EXERCISE:
Count the lines containing "ylabel" in the entries underneath, and state that count without anything else.

Rows from a figure dataset:
╔══

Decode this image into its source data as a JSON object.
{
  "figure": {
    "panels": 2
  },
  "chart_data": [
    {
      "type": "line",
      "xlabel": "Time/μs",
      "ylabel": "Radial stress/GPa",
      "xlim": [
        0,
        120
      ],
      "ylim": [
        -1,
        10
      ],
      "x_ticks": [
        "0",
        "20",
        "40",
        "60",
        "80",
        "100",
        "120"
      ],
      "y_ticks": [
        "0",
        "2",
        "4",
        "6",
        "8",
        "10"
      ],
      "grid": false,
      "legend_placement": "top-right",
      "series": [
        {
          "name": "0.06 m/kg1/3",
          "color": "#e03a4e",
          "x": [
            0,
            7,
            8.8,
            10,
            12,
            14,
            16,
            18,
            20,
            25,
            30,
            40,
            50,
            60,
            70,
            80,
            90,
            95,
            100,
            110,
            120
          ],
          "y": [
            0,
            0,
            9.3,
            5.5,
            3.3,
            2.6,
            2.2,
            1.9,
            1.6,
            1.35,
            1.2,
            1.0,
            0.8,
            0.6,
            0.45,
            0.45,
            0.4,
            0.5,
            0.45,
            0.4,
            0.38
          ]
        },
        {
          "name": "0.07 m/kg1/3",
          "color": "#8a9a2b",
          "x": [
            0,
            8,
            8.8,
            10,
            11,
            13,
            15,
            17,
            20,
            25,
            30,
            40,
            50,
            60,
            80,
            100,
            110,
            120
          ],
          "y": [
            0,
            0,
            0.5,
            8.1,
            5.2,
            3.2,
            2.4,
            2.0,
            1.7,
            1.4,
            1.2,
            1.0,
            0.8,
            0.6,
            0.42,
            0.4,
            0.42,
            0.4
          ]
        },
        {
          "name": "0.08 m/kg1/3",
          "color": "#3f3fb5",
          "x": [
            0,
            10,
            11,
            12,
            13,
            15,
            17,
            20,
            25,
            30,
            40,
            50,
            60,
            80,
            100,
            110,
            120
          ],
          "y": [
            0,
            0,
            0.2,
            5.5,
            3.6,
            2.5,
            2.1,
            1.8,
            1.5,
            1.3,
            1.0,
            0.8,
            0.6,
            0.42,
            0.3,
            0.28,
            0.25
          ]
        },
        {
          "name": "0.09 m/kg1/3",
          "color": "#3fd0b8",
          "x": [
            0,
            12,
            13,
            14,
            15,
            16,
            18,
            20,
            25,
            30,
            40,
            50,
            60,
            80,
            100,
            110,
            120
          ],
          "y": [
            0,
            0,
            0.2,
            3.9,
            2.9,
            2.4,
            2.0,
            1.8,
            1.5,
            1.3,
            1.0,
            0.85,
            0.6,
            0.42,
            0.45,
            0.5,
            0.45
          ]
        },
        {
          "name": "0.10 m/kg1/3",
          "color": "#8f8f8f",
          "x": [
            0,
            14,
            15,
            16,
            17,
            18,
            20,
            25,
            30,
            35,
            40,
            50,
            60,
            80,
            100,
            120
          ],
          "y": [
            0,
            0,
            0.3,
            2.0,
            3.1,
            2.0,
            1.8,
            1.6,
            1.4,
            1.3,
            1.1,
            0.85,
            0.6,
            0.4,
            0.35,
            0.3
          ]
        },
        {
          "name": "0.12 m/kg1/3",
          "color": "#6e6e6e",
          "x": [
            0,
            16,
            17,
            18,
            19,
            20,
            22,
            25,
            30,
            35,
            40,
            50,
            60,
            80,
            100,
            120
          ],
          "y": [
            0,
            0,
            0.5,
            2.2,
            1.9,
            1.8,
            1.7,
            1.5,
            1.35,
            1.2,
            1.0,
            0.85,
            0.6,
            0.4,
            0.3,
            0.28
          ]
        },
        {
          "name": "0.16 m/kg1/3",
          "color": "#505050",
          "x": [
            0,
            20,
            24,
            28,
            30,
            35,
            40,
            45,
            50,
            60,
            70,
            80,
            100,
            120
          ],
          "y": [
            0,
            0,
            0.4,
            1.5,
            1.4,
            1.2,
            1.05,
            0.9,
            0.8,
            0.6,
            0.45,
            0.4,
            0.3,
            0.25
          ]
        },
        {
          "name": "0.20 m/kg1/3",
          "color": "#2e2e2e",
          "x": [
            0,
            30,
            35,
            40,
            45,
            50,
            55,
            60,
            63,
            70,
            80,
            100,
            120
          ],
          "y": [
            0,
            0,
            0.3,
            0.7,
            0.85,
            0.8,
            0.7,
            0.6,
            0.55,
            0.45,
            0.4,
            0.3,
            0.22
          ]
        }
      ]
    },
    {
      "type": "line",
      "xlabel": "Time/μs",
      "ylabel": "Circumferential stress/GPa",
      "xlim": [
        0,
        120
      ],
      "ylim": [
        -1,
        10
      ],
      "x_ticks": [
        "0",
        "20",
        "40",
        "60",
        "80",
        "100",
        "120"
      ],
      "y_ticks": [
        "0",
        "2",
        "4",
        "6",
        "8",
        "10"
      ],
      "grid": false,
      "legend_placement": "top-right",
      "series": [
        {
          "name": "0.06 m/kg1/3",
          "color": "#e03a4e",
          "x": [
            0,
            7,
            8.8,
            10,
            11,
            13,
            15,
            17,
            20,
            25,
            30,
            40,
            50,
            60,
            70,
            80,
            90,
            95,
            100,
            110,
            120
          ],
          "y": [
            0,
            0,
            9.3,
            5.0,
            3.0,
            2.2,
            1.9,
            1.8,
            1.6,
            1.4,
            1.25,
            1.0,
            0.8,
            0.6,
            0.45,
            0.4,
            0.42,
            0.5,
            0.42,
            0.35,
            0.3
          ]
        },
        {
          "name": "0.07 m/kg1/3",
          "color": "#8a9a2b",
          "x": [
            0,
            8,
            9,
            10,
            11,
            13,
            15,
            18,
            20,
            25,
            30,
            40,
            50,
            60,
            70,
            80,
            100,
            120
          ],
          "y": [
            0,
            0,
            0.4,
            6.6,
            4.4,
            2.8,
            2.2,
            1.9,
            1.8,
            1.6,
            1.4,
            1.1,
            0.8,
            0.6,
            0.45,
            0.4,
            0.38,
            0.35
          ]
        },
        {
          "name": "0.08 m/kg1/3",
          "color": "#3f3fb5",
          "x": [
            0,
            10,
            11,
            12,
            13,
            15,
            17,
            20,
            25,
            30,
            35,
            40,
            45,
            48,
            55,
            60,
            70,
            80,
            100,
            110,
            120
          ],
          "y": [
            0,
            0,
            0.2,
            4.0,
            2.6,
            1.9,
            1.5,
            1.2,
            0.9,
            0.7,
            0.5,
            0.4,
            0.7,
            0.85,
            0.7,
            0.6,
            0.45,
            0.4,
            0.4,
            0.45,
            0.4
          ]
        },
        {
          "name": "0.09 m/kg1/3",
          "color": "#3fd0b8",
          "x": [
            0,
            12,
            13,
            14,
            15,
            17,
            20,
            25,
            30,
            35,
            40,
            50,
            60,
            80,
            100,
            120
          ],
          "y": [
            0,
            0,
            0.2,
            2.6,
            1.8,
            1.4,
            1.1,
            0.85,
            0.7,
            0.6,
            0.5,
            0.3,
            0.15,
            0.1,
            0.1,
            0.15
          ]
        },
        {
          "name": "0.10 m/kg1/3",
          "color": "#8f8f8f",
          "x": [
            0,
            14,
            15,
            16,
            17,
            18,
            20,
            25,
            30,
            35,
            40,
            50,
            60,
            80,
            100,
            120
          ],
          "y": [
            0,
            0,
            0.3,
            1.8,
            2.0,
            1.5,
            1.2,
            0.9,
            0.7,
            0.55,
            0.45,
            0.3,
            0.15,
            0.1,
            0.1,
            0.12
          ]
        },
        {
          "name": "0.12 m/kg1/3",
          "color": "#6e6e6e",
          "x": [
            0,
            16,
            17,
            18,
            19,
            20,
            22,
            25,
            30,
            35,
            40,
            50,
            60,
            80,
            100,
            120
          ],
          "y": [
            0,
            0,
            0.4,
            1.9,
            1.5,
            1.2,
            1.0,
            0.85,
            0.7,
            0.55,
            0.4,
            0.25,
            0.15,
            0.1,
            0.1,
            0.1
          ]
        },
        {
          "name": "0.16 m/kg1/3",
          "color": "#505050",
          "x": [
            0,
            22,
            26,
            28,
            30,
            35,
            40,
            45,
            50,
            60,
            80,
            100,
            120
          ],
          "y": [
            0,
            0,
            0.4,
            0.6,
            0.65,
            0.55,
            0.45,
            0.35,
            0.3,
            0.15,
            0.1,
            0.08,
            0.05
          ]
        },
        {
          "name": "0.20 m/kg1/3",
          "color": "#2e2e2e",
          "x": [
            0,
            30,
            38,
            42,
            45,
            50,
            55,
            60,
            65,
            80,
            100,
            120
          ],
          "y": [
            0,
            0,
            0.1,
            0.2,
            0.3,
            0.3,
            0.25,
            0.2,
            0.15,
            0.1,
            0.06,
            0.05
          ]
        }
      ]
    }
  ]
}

╚══

EXERCISE OUTPUT:
2